--- Work to be completed ---
What follows is a block of records; reproduce all of it verbatim.

--- Excerpted data ---
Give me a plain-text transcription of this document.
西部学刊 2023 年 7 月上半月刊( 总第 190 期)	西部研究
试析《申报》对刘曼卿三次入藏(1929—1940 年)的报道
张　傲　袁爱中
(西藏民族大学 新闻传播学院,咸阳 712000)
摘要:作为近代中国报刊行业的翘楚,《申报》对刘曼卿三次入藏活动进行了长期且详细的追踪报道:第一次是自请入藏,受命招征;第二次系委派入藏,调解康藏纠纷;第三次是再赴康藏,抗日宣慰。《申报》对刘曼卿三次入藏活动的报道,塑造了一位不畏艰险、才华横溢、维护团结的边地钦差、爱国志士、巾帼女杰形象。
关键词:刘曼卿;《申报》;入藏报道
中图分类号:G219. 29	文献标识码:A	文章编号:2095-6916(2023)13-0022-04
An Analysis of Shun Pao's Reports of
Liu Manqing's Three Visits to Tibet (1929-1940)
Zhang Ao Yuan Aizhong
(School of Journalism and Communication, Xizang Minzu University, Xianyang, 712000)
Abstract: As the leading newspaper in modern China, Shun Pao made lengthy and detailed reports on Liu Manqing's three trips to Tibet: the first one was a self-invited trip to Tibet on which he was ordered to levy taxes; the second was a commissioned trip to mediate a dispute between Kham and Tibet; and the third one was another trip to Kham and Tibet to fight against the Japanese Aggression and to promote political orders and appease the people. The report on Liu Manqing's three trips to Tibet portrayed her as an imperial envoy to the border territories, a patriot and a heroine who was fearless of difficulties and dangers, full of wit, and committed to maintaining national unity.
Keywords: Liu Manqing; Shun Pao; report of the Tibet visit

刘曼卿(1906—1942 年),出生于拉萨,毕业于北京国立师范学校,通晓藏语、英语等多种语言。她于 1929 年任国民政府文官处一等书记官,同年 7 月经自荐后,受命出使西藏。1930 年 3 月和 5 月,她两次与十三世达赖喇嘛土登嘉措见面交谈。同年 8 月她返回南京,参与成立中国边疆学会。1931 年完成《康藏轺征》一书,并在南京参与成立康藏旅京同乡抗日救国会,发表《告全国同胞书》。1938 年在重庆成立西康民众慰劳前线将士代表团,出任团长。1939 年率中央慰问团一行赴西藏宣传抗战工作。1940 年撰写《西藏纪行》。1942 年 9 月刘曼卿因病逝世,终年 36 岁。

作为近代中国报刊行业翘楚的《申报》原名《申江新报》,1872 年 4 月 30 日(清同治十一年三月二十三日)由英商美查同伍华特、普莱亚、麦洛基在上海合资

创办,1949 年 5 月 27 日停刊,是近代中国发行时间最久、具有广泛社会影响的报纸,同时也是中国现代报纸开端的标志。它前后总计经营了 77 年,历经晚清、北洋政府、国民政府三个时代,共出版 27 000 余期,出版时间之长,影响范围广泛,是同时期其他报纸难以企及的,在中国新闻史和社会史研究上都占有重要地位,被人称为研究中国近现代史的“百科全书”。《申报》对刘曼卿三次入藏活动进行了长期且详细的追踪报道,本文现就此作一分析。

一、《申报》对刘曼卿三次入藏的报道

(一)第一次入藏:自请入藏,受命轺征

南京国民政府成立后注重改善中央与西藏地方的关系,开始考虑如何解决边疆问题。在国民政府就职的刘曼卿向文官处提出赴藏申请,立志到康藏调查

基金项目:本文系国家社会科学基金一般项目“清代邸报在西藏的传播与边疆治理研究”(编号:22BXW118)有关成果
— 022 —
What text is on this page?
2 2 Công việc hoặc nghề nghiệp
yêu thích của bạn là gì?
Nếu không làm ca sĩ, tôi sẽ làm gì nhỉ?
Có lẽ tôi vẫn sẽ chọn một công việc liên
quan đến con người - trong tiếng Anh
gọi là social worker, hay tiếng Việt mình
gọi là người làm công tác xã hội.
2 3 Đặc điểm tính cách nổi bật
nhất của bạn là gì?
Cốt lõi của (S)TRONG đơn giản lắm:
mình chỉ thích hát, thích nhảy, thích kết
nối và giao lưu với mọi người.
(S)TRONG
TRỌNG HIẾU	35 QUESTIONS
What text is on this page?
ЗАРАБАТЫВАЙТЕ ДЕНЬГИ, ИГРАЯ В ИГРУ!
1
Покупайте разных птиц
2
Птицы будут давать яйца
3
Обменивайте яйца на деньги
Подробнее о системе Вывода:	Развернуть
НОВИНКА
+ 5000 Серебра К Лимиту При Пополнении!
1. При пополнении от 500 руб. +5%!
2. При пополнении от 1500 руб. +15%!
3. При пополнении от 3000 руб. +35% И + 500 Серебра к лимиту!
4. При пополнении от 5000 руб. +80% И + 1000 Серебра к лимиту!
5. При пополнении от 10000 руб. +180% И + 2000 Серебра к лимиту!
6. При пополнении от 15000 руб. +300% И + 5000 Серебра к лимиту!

--- Response to this task ---
Give me a plain-text transcription of this document.
西部学刊 2023 年 7 月上半月刊( 总第 190 期)	西部研究
试析《申报》对刘曼卿三次入藏(1929—1940 年)的报道
张　傲　袁爱中
(西藏民族大学 新闻传播学院,咸阳 712000)
摘要:作为近代中国报刊行业的翘楚,《申报》对刘曼卿三次入藏活动进行了长期且详细的追踪报道:第一次是自请入藏,受命招征;第二次系委派入藏,调解康藏纠纷;第三次是再赴康藏,抗日宣慰。《申报》对刘曼卿三次入藏活动的报道,塑造了一位不畏艰险、才华横溢、维护团结的边地钦差、爱国志士、巾帼女杰形象。
关键词:刘曼卿;《申报》;入藏报道
中图分类号:G219. 29	文献标识码:A	文章编号:2095-6916(2023)13-0022-04
An Analysis of Shun Pao's Reports of
Liu Manqing's Three Visits to Tibet (1929-1940)
Zhang Ao Yuan Aizhong
(School of Journalism and Communication, Xizang Minzu University, Xianyang, 712000)
Abstract: As the leading newspaper in modern China, Shun Pao made lengthy and detailed reports on Liu Manqing's three trips to Tibet: the first one was a self-invited trip to Tibet on which he was ordered to levy taxes; the second was a commissioned trip to mediate a dispute between Kham and Tibet; and the third one was another trip to Kham and Tibet to fight against the Japanese Aggression and to promote political orders and appease the people. The report on Liu Manqing's three trips to Tibet portrayed her as an imperial envoy to the border territories, a patriot and a heroine who was fearless of difficulties and dangers, full of wit, and committed to maintaining national unity.
Keywords: Liu Manqing; Shun Pao; report of the Tibet visit

刘曼卿(1906—1942 年),出生于拉萨,毕业于北京国立师范学校,通晓藏语、英语等多种语言。她于 1929 年任国民政府文官处一等书记官,同年 7 月经自荐后,受命出使西藏。1930 年 3 月和 5 月,她两次与十三世达赖喇嘛土登嘉措见面交谈。同年 8 月她返回南京,参与成立中国边疆学会。1931 年完成《康藏轺征》一书,并在南京参与成立康藏旅京同乡抗日救国会,发表《告全国同胞书》。1938 年在重庆成立西康民众慰劳前线将士代表团,出任团长。1939 年率中央慰问团一行赴西藏宣传抗战工作。1940 年撰写《西藏纪行》。1942 年 9 月刘曼卿因病逝世,终年 36 岁。

作为近代中国报刊行业翘楚的《申报》原名《申江新报》,1872 年 4 月 30 日(清同治十一年三月二十三日)由英商美查同伍华特、普莱亚、麦洛基在上海合资

创办,1949 年 5 月 27 日停刊,是近代中国发行时间最久、具有广泛社会影响的报纸,同时也是中国现代报纸开端的标志。它前后总计经营了 77 年,历经晚清、北洋政府、国民政府三个时代,共出版 27 000 余期,出版时间之长,影响范围广泛,是同时期其他报纸难以企及的,在中国新闻史和社会史研究上都占有重要地位,被人称为研究中国近现代史的“百科全书”。《申报》对刘曼卿三次入藏活动进行了长期且详细的追踪报道,本文现就此作一分析。

一、《申报》对刘曼卿三次入藏的报道

(一)第一次入藏:自请入藏,受命轺征

南京国民政府成立后注重改善中央与西藏地方的关系,开始考虑如何解决边疆问题。在国民政府就职的刘曼卿向文官处提出赴藏申请,立志到康藏调查

基金项目:本文系国家社会科学基金一般项目“清代邸报在西藏的传播与边疆治理研究”(编号:22BXW118)有关成果
— 022 —
What text is on this page?
2 2 Công việc hoặc nghề nghiệp
yêu thích của bạn là gì?
Nếu không làm ca sĩ, tôi sẽ làm gì nhỉ?
Có lẽ tôi vẫn sẽ chọn một công việc liên
quan đến con người - trong tiếng Anh
gọi là social worker, hay tiếng Việt mình
gọi là người làm công tác xã hội.
2 3 Đặc điểm tính cách nổi bật
nhất của bạn là gì?
Cốt lõi của (S)TRONG đơn giản lắm:
mình chỉ thích hát, thích nhảy, thích kết
nối và giao lưu với mọi người.
(S)TRONG
TRỌNG HIẾU	35 QUESTIONS
What text is on this page?
ЗАРАБАТЫВАЙТЕ ДЕНЬГИ, ИГРАЯ В ИГРУ!
1
Покупайте разных птиц
2
Птицы будут давать яйца
3
Обменивайте яйца на деньги
Подробнее о системе Вывода:	Развернуть
НОВИНКА
+ 5000 Серебра К Лимиту При Пополнении!
1. При пополнении от 500 руб. +5%!
2. При пополнении от 1500 руб. +15%!
3. При пополнении от 3000 руб. +35% И + 500 Серебра к лимиту!
4. При пополнении от 5000 руб. +80% И + 1000 Серебра к лимиту!
5. При пополнении от 10000 руб. +180% И + 2000 Серебра к лимиту!
6. При пополнении от 15000 руб. +300% И + 5000 Серебра к лимиту!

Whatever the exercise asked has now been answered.